DATA ENTRIES start

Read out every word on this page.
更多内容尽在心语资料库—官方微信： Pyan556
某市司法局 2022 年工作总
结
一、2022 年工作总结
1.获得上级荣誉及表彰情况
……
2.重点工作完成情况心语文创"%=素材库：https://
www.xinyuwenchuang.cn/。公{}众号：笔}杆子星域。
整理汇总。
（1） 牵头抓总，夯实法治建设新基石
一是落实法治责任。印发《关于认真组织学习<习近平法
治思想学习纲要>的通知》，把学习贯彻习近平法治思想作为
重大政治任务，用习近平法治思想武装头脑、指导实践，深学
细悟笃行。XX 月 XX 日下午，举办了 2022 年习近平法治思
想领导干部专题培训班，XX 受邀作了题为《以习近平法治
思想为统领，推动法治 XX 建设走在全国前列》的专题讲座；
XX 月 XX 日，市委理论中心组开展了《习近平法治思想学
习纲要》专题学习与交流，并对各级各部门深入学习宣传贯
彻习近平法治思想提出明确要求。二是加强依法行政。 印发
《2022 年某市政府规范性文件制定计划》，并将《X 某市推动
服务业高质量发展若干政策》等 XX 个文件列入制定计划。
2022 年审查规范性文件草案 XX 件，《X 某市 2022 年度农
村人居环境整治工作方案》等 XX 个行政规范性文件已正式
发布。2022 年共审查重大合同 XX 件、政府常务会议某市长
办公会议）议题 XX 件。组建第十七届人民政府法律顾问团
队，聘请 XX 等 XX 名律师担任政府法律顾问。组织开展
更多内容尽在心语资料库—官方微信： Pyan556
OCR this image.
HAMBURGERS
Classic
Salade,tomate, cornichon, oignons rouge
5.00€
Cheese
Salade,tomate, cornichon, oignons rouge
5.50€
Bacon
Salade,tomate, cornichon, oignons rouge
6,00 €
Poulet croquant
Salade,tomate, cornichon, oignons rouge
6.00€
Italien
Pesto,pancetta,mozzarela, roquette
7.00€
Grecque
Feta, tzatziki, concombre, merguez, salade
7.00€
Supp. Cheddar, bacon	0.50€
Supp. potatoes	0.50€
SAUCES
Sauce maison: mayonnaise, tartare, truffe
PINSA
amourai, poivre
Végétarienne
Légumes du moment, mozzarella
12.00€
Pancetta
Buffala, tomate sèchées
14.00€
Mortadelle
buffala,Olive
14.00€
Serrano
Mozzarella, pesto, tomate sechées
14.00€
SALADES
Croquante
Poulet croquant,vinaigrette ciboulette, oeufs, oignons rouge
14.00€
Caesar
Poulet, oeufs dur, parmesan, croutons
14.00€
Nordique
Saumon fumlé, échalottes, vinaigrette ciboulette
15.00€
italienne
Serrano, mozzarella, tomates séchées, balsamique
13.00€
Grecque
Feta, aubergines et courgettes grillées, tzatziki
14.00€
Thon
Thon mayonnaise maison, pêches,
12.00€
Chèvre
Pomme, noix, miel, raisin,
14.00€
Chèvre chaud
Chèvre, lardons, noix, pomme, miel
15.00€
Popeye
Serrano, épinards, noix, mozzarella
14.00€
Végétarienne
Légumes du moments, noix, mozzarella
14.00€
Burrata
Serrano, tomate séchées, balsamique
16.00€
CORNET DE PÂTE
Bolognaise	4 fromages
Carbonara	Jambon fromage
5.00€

DATA ENTRIES end

*TASK TO COMPLETE*.
Extract the full set of entries word for word.

*EXERCISE SOLUTION*.
Read out every word on this page.
更多内容尽在心语资料库—官方微信： Pyan556
某市司法局 2022 年工作总
结
一、2022 年工作总结
1.获得上级荣誉及表彰情况
……
2.重点工作完成情况心语文创"%=素材库：https://
www.xinyuwenchuang.cn/。公{}众号：笔}杆子星域。
整理汇总。
（1） 牵头抓总，夯实法治建设新基石
一是落实法治责任。印发《关于认真组织学习<习近平法
治思想学习纲要>的通知》，把学习贯彻习近平法治思想作为
重大政治任务，用习近平法治思想武装头脑、指导实践，深学
细悟笃行。XX 月 XX 日下午，举办了 2022 年习近平法治思
想领导干部专题培训班，XX 受邀作了题为《以习近平法治
思想为统领，推动法治 XX 建设走在全国前列》的专题讲座；
XX 月 XX 日，市委理论中心组开展了《习近平法治思想学
习纲要》专题学习与交流，并对各级各部门深入学习宣传贯
彻习近平法治思想提出明确要求。二是加强依法行政。 印发
《2022 年某市政府规范性文件制定计划》，并将《X 某市推动
服务业高质量发展若干政策》等 XX 个文件列入制定计划。
2022 年审查规范性文件草案 XX 件，《X 某市 2022 年度农
村人居环境整治工作方案》等 XX 个行政规范性文件已正式
发布。2022 年共审查重大合同 XX 件、政府常务会议某市长
办公会议）议题 XX 件。组建第十七届人民政府法律顾问团
队，聘请 XX 等 XX 名律师担任政府法律顾问。组织开展
更多内容尽在心语资料库—官方微信： Pyan556
OCR this image.
HAMBURGERS
Classic
Salade,tomate, cornichon, oignons rouge
5.00€
Cheese
Salade,tomate, cornichon, oignons rouge
5.50€
Bacon
Salade,tomate, cornichon, oignons rouge
6,00 €
Poulet croquant
Salade,tomate, cornichon, oignons rouge
6.00€
Italien
Pesto,pancetta,mozzarela, roquette
7.00€
Grecque
Feta, tzatziki, concombre, merguez, salade
7.00€
Supp. Cheddar, bacon	0.50€
Supp. potatoes	0.50€
SAUCES
Sauce maison: mayonnaise, tartare, truffe
PINSA
amourai, poivre
Végétarienne
Légumes du moment, mozzarella
12.00€
Pancetta
Buffala, tomate sèchées
14.00€
Mortadelle
buffala,Olive
14.00€
Serrano
Mozzarella, pesto, tomate sechées
14.00€
SALADES
Croquante
Poulet croquant,vinaigrette ciboulette, oeufs, oignons rouge
14.00€
Caesar
Poulet, oeufs dur, parmesan, croutons
14.00€
Nordique
Saumon fumlé, échalottes, vinaigrette ciboulette
15.00€
italienne
Serrano, mozzarella, tomates séchées, balsamique
13.00€
Grecque
Feta, aubergines et courgettes grillées, tzatziki
14.00€
Thon
Thon mayonnaise maison, pêches,
12.00€
Chèvre
Pomme, noix, miel, raisin,
14.00€
Chèvre chaud
Chèvre, lardons, noix, pomme, miel
15.00€
Popeye
Serrano, épinards, noix, mozzarella
14.00€
Végétarienne
Légumes du moments, noix, mozzarella
14.00€
Burrata
Serrano, tomate séchées, balsamique
16.00€
CORNET DE PÂTE
Bolognaise	4 fromages
Carbonara	Jambon fromage
5.00€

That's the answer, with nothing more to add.